* DIRECTION
Every entry should be repeated exactly. Omit the pictures.

— START —

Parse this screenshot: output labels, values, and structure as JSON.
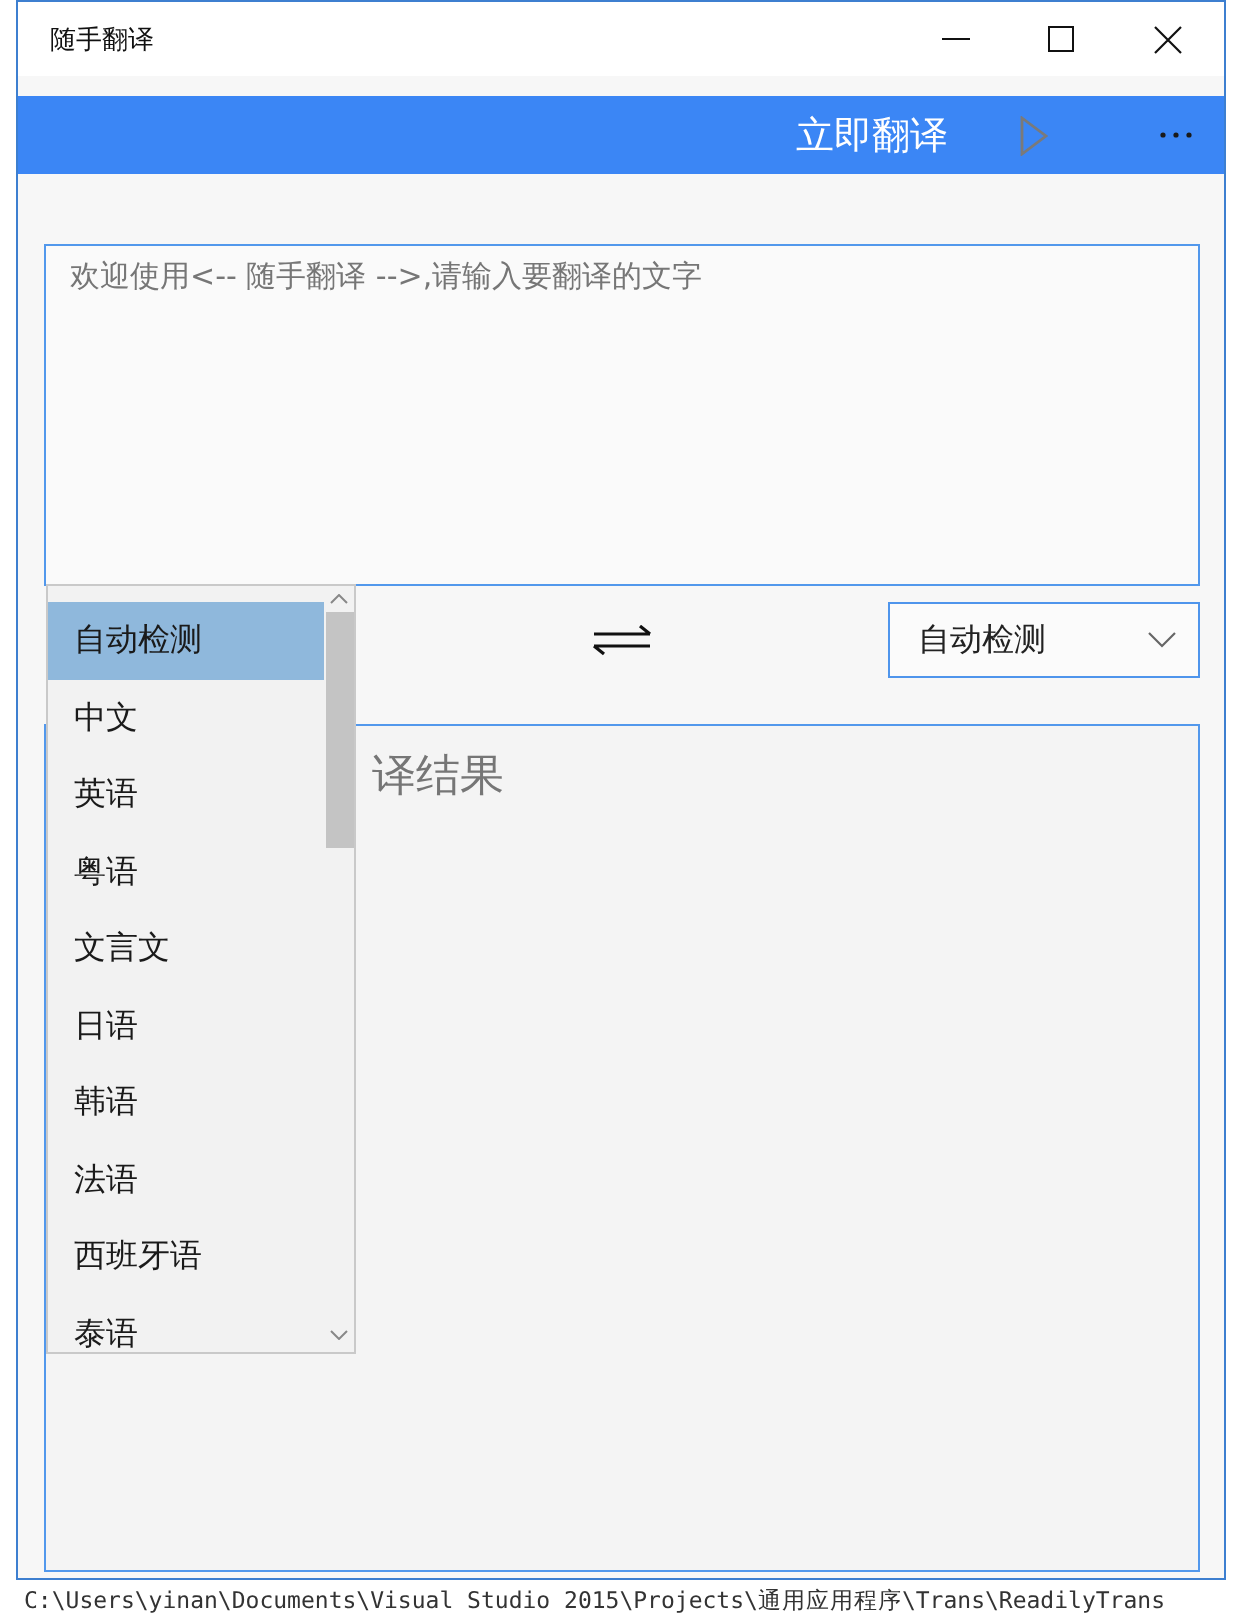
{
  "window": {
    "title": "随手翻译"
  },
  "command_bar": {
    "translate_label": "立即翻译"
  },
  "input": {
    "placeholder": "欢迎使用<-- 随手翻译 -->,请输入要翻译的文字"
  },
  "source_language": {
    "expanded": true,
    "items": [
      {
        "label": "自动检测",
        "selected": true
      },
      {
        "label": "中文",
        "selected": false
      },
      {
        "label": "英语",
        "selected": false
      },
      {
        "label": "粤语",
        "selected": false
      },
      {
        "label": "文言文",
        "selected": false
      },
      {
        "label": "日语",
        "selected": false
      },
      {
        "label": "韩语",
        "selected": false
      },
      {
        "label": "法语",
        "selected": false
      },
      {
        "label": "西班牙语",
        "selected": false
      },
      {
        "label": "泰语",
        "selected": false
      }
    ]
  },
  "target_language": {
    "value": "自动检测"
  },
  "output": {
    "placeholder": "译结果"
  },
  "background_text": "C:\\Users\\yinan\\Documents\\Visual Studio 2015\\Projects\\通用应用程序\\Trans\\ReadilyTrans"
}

— END —

* RESULT OF THIS TASK
Parse this screenshot: output labels, values, and structure as JSON.
{
  "window": {
    "title": "随手翻译"
  },
  "command_bar": {
    "translate_label": "立即翻译"
  },
  "input": {
    "placeholder": "欢迎使用<-- 随手翻译 -->,请输入要翻译的文字"
  },
  "source_language": {
    "expanded": true,
    "items": [
      {
        "label": "自动检测",
        "selected": true
      },
      {
        "label": "中文",
        "selected": false
      },
      {
        "label": "英语",
        "selected": false
      },
      {
        "label": "粤语",
        "selected": false
      },
      {
        "label": "文言文",
        "selected": false
      },
      {
        "label": "日语",
        "selected": false
      },
      {
        "label": "韩语",
        "selected": false
      },
      {
        "label": "法语",
        "selected": false
      },
      {
        "label": "西班牙语",
        "selected": false
      },
      {
        "label": "泰语",
        "selected": false
      }
    ]
  },
  "target_language": {
    "value": "自动检测"
  },
  "output": {
    "placeholder": "译结果"
  },
  "background_text": "C:\\Users\\yinan\\Documents\\Visual Studio 2015\\Projects\\通用应用程序\\Trans\\ReadilyTrans"
}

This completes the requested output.